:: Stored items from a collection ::
------------------------------------

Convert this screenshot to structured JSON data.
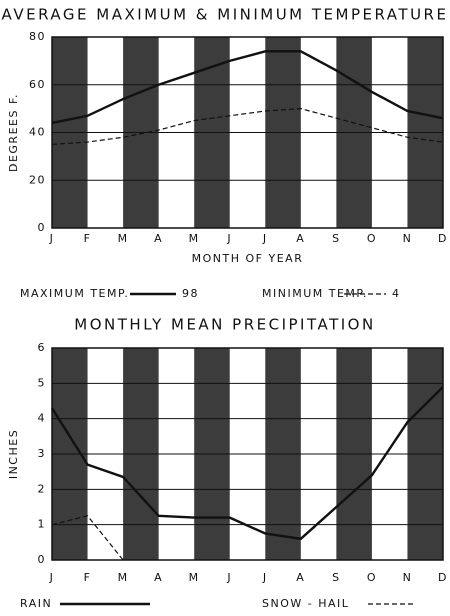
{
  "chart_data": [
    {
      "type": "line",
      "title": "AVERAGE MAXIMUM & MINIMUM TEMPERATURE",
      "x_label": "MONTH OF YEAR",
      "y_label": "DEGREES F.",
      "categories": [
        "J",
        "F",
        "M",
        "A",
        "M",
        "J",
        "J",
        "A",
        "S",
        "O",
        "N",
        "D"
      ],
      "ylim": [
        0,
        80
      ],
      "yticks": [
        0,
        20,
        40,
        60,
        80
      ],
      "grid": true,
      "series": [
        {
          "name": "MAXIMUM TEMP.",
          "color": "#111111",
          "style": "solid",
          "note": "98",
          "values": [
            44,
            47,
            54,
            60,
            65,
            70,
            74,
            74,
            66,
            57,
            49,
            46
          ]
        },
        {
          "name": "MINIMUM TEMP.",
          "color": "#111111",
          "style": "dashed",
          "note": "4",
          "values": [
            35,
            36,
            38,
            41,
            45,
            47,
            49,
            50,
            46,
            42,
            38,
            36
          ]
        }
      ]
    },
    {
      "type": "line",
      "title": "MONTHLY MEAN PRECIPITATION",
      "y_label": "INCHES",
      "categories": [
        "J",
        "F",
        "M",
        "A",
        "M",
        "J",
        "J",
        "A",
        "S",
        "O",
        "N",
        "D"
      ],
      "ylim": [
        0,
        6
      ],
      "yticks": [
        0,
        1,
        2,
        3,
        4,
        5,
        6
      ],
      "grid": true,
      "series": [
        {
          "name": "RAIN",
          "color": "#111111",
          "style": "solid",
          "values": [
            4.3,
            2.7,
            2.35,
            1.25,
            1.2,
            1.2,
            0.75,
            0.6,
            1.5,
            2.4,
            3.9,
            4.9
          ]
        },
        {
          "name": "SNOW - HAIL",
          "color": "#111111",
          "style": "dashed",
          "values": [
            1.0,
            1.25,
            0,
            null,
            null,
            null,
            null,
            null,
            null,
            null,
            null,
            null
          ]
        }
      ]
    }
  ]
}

------------------------------------

:: Written problem ::
Look through the records and gather each line with the word "MAXIMUM".

:: Answer for this exercise ::
      "title": "AVERAGE MAXIMUM & MINIMUM TEMPERATURE",
          "name": "MAXIMUM TEMP.",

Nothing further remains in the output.